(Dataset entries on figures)
(begin)

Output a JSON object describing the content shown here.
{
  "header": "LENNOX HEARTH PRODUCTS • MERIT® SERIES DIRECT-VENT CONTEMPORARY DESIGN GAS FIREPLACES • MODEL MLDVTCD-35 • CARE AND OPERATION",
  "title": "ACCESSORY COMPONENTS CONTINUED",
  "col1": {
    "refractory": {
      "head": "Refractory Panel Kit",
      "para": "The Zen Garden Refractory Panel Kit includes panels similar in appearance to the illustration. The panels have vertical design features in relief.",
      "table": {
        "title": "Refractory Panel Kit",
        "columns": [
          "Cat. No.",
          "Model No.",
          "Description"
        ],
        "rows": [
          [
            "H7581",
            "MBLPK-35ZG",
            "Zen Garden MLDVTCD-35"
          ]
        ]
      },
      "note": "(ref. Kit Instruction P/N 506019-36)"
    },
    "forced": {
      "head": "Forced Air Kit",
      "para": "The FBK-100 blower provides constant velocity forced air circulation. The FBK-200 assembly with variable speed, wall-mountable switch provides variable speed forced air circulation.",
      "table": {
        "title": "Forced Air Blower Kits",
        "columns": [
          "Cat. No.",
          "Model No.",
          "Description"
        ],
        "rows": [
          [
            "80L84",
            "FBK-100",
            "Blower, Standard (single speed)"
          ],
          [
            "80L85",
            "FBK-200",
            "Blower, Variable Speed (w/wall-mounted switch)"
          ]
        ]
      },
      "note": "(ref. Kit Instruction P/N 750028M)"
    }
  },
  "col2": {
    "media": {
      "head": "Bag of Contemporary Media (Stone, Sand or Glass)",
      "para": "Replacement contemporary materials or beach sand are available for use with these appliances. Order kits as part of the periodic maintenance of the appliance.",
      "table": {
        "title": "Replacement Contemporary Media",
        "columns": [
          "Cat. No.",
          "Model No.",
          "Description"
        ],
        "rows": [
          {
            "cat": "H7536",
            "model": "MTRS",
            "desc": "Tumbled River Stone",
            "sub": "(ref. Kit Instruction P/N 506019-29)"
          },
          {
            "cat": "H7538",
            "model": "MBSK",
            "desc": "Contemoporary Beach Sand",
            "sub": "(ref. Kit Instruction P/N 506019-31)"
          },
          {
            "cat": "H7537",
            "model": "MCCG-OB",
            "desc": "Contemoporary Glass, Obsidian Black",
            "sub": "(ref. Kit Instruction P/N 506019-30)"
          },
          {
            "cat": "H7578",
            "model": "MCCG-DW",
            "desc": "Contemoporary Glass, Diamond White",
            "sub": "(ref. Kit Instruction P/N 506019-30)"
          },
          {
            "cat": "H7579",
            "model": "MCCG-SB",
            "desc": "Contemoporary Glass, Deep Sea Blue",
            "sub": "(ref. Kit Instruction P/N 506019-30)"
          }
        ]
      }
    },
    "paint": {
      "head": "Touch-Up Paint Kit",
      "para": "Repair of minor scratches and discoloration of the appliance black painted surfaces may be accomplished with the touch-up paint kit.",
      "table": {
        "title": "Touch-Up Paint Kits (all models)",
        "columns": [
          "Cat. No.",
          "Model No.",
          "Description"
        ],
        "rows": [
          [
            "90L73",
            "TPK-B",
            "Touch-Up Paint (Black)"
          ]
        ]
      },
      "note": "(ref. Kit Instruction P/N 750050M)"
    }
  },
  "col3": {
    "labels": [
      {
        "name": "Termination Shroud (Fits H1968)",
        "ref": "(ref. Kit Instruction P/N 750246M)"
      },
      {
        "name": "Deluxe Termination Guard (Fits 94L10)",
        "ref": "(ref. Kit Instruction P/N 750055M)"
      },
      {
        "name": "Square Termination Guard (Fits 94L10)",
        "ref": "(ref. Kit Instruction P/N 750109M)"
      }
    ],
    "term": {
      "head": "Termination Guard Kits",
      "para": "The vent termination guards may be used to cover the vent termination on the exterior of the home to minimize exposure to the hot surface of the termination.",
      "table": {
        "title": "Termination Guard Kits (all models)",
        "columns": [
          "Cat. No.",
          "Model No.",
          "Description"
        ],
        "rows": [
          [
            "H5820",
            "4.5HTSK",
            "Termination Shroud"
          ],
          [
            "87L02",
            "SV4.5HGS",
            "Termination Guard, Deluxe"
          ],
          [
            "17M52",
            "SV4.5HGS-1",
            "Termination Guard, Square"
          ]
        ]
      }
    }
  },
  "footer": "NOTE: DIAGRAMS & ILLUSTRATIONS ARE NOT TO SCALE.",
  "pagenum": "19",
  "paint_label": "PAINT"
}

(end)

The exercise. Extract the full listing and reproduce each line exactly.

Complete answer.
Output a JSON object describing the content shown here.
{
  "header": "LENNOX HEARTH PRODUCTS • MERIT® SERIES DIRECT-VENT CONTEMPORARY DESIGN GAS FIREPLACES • MODEL MLDVTCD-35 • CARE AND OPERATION",
  "title": "ACCESSORY COMPONENTS CONTINUED",
  "col1": {
    "refractory": {
      "head": "Refractory Panel Kit",
      "para": "The Zen Garden Refractory Panel Kit includes panels similar in appearance to the illustration. The panels have vertical design features in relief.",
      "table": {
        "title": "Refractory Panel Kit",
        "columns": [
          "Cat. No.",
          "Model No.",
          "Description"
        ],
        "rows": [
          [
            "H7581",
            "MBLPK-35ZG",
            "Zen Garden MLDVTCD-35"
          ]
        ]
      },
      "note": "(ref. Kit Instruction P/N 506019-36)"
    },
    "forced": {
      "head": "Forced Air Kit",
      "para": "The FBK-100 blower provides constant velocity forced air circulation. The FBK-200 assembly with variable speed, wall-mountable switch provides variable speed forced air circulation.",
      "table": {
        "title": "Forced Air Blower Kits",
        "columns": [
          "Cat. No.",
          "Model No.",
          "Description"
        ],
        "rows": [
          [
            "80L84",
            "FBK-100",
            "Blower, Standard (single speed)"
          ],
          [
            "80L85",
            "FBK-200",
            "Blower, Variable Speed (w/wall-mounted switch)"
          ]
        ]
      },
      "note": "(ref. Kit Instruction P/N 750028M)"
    }
  },
  "col2": {
    "media": {
      "head": "Bag of Contemporary Media (Stone, Sand or Glass)",
      "para": "Replacement contemporary materials or beach sand are available for use with these appliances. Order kits as part of the periodic maintenance of the appliance.",
      "table": {
        "title": "Replacement Contemporary Media",
        "columns": [
          "Cat. No.",
          "Model No.",
          "Description"
        ],
        "rows": [
          {
            "cat": "H7536",
            "model": "MTRS",
            "desc": "Tumbled River Stone",
            "sub": "(ref. Kit Instruction P/N 506019-29)"
          },
          {
            "cat": "H7538",
            "model": "MBSK",
            "desc": "Contemoporary Beach Sand",
            "sub": "(ref. Kit Instruction P/N 506019-31)"
          },
          {
            "cat": "H7537",
            "model": "MCCG-OB",
            "desc": "Contemoporary Glass, Obsidian Black",
            "sub": "(ref. Kit Instruction P/N 506019-30)"
          },
          {
            "cat": "H7578",
            "model": "MCCG-DW",
            "desc": "Contemoporary Glass, Diamond White",
            "sub": "(ref. Kit Instruction P/N 506019-30)"
          },
          {
            "cat": "H7579",
            "model": "MCCG-SB",
            "desc": "Contemoporary Glass, Deep Sea Blue",
            "sub": "(ref. Kit Instruction P/N 506019-30)"
          }
        ]
      }
    },
    "paint": {
      "head": "Touch-Up Paint Kit",
      "para": "Repair of minor scratches and discoloration of the appliance black painted surfaces may be accomplished with the touch-up paint kit.",
      "table": {
        "title": "Touch-Up Paint Kits (all models)",
        "columns": [
          "Cat. No.",
          "Model No.",
          "Description"
        ],
        "rows": [
          [
            "90L73",
            "TPK-B",
            "Touch-Up Paint (Black)"
          ]
        ]
      },
      "note": "(ref. Kit Instruction P/N 750050M)"
    }
  },
  "col3": {
    "labels": [
      {
        "name": "Termination Shroud (Fits H1968)",
        "ref": "(ref. Kit Instruction P/N 750246M)"
      },
      {
        "name": "Deluxe Termination Guard (Fits 94L10)",
        "ref": "(ref. Kit Instruction P/N 750055M)"
      },
      {
        "name": "Square Termination Guard (Fits 94L10)",
        "ref": "(ref. Kit Instruction P/N 750109M)"
      }
    ],
    "term": {
      "head": "Termination Guard Kits",
      "para": "The vent termination guards may be used to cover the vent termination on the exterior of the home to minimize exposure to the hot surface of the termination.",
      "table": {
        "title": "Termination Guard Kits (all models)",
        "columns": [
          "Cat. No.",
          "Model No.",
          "Description"
        ],
        "rows": [
          [
            "H5820",
            "4.5HTSK",
            "Termination Shroud"
          ],
          [
            "87L02",
            "SV4.5HGS",
            "Termination Guard, Deluxe"
          ],
          [
            "17M52",
            "SV4.5HGS-1",
            "Termination Guard, Square"
          ]
        ]
      }
    }
  },
  "footer": "NOTE: DIAGRAMS & ILLUSTRATIONS ARE NOT TO SCALE.",
  "pagenum": "19",
  "paint_label": "PAINT"
}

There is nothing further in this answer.